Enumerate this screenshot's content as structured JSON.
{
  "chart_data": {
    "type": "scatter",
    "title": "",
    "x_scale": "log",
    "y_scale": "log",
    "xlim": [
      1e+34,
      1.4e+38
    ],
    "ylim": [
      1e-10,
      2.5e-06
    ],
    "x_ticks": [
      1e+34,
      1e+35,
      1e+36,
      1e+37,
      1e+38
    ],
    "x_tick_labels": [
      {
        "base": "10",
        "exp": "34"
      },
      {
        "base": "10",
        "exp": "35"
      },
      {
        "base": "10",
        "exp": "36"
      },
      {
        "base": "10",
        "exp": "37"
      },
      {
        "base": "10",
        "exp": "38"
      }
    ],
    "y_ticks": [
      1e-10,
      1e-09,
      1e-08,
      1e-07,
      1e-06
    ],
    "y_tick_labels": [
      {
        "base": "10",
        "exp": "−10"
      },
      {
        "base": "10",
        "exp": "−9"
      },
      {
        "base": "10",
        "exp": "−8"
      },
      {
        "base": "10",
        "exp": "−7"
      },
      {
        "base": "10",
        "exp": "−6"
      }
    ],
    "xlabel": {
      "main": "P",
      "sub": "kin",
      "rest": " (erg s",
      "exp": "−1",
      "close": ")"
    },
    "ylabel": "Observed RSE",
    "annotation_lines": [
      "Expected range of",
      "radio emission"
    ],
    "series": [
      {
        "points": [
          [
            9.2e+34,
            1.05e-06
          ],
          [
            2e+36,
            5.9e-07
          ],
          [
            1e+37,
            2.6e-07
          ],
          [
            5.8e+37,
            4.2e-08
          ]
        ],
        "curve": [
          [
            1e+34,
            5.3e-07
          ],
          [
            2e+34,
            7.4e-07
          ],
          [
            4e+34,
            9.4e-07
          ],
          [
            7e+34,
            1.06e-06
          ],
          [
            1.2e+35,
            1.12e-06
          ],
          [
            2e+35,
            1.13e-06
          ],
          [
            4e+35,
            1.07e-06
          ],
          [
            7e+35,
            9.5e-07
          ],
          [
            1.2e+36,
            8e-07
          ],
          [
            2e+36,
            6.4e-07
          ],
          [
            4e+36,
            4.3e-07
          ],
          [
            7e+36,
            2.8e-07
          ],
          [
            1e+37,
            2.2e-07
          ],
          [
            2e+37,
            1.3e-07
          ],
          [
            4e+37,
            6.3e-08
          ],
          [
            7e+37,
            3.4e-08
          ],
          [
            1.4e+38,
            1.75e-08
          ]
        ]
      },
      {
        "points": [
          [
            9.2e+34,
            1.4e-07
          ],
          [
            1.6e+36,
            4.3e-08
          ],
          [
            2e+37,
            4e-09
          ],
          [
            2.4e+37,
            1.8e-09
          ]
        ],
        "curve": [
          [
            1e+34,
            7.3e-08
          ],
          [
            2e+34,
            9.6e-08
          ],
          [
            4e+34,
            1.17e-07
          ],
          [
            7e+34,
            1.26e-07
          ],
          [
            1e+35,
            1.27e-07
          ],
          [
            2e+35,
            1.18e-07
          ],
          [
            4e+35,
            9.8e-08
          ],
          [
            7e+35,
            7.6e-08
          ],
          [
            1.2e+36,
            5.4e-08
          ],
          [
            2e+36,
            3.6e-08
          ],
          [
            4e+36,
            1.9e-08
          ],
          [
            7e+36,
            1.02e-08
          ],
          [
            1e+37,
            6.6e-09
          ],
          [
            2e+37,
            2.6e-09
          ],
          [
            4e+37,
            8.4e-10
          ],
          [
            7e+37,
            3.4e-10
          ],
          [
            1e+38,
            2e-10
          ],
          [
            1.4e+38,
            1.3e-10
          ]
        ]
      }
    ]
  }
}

- [What the task asks]
Please reproduce each record precisely as written.

- [Exercise answer]
Enumerate this screenshot's content as structured JSON.
{
  "chart_data": {
    "type": "scatter",
    "title": "",
    "x_scale": "log",
    "y_scale": "log",
    "xlim": [
      1e+34,
      1.4e+38
    ],
    "ylim": [
      1e-10,
      2.5e-06
    ],
    "x_ticks": [
      1e+34,
      1e+35,
      1e+36,
      1e+37,
      1e+38
    ],
    "x_tick_labels": [
      {
        "base": "10",
        "exp": "34"
      },
      {
        "base": "10",
        "exp": "35"
      },
      {
        "base": "10",
        "exp": "36"
      },
      {
        "base": "10",
        "exp": "37"
      },
      {
        "base": "10",
        "exp": "38"
      }
    ],
    "y_ticks": [
      1e-10,
      1e-09,
      1e-08,
      1e-07,
      1e-06
    ],
    "y_tick_labels": [
      {
        "base": "10",
        "exp": "−10"
      },
      {
        "base": "10",
        "exp": "−9"
      },
      {
        "base": "10",
        "exp": "−8"
      },
      {
        "base": "10",
        "exp": "−7"
      },
      {
        "base": "10",
        "exp": "−6"
      }
    ],
    "xlabel": {
      "main": "P",
      "sub": "kin",
      "rest": " (erg s",
      "exp": "−1",
      "close": ")"
    },
    "ylabel": "Observed RSE",
    "annotation_lines": [
      "Expected range of",
      "radio emission"
    ],
    "series": [
      {
        "points": [
          [
            9.2e+34,
            1.05e-06
          ],
          [
            2e+36,
            5.9e-07
          ],
          [
            1e+37,
            2.6e-07
          ],
          [
            5.8e+37,
            4.2e-08
          ]
        ],
        "curve": [
          [
            1e+34,
            5.3e-07
          ],
          [
            2e+34,
            7.4e-07
          ],
          [
            4e+34,
            9.4e-07
          ],
          [
            7e+34,
            1.06e-06
          ],
          [
            1.2e+35,
            1.12e-06
          ],
          [
            2e+35,
            1.13e-06
          ],
          [
            4e+35,
            1.07e-06
          ],
          [
            7e+35,
            9.5e-07
          ],
          [
            1.2e+36,
            8e-07
          ],
          [
            2e+36,
            6.4e-07
          ],
          [
            4e+36,
            4.3e-07
          ],
          [
            7e+36,
            2.8e-07
          ],
          [
            1e+37,
            2.2e-07
          ],
          [
            2e+37,
            1.3e-07
          ],
          [
            4e+37,
            6.3e-08
          ],
          [
            7e+37,
            3.4e-08
          ],
          [
            1.4e+38,
            1.75e-08
          ]
        ]
      },
      {
        "points": [
          [
            9.2e+34,
            1.4e-07
          ],
          [
            1.6e+36,
            4.3e-08
          ],
          [
            2e+37,
            4e-09
          ],
          [
            2.4e+37,
            1.8e-09
          ]
        ],
        "curve": [
          [
            1e+34,
            7.3e-08
          ],
          [
            2e+34,
            9.6e-08
          ],
          [
            4e+34,
            1.17e-07
          ],
          [
            7e+34,
            1.26e-07
          ],
          [
            1e+35,
            1.27e-07
          ],
          [
            2e+35,
            1.18e-07
          ],
          [
            4e+35,
            9.8e-08
          ],
          [
            7e+35,
            7.6e-08
          ],
          [
            1.2e+36,
            5.4e-08
          ],
          [
            2e+36,
            3.6e-08
          ],
          [
            4e+36,
            1.9e-08
          ],
          [
            7e+36,
            1.02e-08
          ],
          [
            1e+37,
            6.6e-09
          ],
          [
            2e+37,
            2.6e-09
          ],
          [
            4e+37,
            8.4e-10
          ],
          [
            7e+37,
            3.4e-10
          ],
          [
            1e+38,
            2e-10
          ],
          [
            1.4e+38,
            1.3e-10
          ]
        ]
      }
    ]
  }
}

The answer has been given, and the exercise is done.